Provided records:
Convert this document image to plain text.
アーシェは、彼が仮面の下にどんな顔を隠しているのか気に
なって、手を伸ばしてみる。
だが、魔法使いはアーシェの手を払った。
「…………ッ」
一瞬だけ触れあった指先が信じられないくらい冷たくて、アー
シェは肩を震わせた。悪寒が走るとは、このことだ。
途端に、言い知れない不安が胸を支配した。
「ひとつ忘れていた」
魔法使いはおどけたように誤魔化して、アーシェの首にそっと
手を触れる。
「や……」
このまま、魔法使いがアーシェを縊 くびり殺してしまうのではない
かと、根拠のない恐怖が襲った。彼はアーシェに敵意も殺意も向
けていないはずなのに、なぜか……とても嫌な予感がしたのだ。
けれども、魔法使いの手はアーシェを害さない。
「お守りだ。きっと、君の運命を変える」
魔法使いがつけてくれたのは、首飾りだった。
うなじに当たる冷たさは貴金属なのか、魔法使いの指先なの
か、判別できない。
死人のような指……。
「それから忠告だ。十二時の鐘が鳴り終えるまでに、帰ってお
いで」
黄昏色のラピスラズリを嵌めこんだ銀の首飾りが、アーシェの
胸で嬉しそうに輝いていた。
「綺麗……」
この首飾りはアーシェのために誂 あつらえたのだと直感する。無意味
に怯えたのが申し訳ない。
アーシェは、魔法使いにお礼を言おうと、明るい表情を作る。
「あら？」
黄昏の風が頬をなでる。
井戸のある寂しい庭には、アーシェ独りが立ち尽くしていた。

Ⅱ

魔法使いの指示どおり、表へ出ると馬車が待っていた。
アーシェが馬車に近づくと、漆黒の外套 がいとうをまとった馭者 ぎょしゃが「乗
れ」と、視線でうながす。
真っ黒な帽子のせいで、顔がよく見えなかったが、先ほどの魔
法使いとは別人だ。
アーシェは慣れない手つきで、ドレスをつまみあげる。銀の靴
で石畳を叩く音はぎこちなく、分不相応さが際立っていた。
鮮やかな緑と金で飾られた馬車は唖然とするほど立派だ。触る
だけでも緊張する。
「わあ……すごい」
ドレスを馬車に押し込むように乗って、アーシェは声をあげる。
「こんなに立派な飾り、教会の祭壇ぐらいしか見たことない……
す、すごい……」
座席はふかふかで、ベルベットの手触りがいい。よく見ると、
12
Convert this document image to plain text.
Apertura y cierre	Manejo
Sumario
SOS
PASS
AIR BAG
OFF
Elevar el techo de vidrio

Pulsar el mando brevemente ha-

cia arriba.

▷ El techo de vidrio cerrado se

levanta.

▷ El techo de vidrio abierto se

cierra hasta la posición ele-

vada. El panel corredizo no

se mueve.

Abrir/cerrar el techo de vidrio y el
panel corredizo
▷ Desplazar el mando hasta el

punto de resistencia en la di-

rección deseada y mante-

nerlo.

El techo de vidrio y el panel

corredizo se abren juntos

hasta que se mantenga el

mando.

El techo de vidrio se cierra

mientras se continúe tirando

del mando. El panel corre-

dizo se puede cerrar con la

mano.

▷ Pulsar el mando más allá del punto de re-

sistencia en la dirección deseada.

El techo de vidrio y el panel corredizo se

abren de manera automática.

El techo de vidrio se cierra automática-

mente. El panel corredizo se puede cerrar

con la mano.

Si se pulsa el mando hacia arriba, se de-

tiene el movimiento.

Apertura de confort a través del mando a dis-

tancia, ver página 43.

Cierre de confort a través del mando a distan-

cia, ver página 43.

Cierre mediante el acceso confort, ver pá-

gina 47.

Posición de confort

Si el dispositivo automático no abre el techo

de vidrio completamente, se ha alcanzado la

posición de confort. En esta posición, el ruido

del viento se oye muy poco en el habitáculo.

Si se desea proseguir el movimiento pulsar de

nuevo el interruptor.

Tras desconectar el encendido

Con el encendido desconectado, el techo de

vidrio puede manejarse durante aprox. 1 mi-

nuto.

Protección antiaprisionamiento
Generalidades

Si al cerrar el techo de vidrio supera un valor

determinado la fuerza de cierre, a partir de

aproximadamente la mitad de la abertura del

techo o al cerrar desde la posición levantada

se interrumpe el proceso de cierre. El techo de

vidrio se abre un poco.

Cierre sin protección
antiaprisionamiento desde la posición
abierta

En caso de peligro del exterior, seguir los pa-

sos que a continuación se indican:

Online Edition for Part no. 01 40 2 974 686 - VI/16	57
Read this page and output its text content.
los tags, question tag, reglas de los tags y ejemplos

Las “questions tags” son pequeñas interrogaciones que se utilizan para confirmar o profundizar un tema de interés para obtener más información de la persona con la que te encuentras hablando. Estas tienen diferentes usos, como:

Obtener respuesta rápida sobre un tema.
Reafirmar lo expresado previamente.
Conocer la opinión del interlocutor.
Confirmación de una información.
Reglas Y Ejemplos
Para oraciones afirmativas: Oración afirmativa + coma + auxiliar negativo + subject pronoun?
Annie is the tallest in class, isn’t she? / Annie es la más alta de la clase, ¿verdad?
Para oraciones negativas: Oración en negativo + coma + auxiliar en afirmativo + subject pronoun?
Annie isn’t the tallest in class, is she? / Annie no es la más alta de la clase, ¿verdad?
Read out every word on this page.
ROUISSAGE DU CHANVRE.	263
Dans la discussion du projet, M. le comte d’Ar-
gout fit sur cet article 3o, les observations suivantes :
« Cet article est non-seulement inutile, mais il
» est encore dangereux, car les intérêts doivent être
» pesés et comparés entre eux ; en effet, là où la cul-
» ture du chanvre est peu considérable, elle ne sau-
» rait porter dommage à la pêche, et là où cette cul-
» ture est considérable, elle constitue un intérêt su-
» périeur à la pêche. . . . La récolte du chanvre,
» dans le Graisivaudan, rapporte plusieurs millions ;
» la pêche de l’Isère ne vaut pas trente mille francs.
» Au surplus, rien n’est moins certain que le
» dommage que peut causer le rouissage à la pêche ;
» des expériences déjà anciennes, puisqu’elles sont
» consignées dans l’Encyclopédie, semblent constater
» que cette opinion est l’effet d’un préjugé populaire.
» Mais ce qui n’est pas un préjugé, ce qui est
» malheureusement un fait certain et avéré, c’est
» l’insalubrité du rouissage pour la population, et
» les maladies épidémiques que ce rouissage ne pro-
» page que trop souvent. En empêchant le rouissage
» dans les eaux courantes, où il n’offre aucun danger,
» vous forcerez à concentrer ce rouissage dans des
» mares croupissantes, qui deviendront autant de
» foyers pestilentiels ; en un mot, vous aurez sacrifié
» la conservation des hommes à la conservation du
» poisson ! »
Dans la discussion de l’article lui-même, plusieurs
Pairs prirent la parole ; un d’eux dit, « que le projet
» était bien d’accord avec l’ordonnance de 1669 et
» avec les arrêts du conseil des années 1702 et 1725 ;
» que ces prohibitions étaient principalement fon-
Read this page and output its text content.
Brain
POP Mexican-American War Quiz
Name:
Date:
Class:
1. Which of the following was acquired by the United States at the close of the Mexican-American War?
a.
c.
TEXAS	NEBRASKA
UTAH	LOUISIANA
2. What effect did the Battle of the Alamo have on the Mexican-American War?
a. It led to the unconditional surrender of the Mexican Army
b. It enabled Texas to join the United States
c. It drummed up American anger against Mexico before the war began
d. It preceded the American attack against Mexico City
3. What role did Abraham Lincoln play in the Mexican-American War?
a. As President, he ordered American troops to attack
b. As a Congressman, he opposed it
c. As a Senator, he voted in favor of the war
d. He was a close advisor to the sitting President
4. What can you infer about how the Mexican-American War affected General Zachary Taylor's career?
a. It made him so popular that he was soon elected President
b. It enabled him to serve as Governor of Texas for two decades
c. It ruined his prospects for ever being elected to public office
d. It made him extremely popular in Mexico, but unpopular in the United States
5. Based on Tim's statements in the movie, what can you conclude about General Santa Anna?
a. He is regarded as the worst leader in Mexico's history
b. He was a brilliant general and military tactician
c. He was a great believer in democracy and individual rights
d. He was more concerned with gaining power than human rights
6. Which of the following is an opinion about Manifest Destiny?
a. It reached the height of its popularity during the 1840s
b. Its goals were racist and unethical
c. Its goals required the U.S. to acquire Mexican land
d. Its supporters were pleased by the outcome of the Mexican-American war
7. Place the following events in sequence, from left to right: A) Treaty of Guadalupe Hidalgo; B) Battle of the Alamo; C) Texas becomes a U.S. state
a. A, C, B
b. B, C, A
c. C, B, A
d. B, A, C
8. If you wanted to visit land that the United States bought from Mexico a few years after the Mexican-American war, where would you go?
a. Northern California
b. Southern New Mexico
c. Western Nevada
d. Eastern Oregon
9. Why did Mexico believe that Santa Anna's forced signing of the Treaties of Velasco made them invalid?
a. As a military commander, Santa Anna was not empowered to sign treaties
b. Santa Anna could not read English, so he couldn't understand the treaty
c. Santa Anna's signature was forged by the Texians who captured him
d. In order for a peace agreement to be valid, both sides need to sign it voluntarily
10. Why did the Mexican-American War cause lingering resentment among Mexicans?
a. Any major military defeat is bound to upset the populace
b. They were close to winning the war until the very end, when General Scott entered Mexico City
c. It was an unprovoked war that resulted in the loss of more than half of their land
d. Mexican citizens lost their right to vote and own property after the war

Your instructions: Every line above that contains the word "puede" should be reported.

Solution for this task:
dizo se puede cerrar con la
mente. El panel corredizo se puede cerrar
vidrio puede manejarse durante aprox. 1 mi-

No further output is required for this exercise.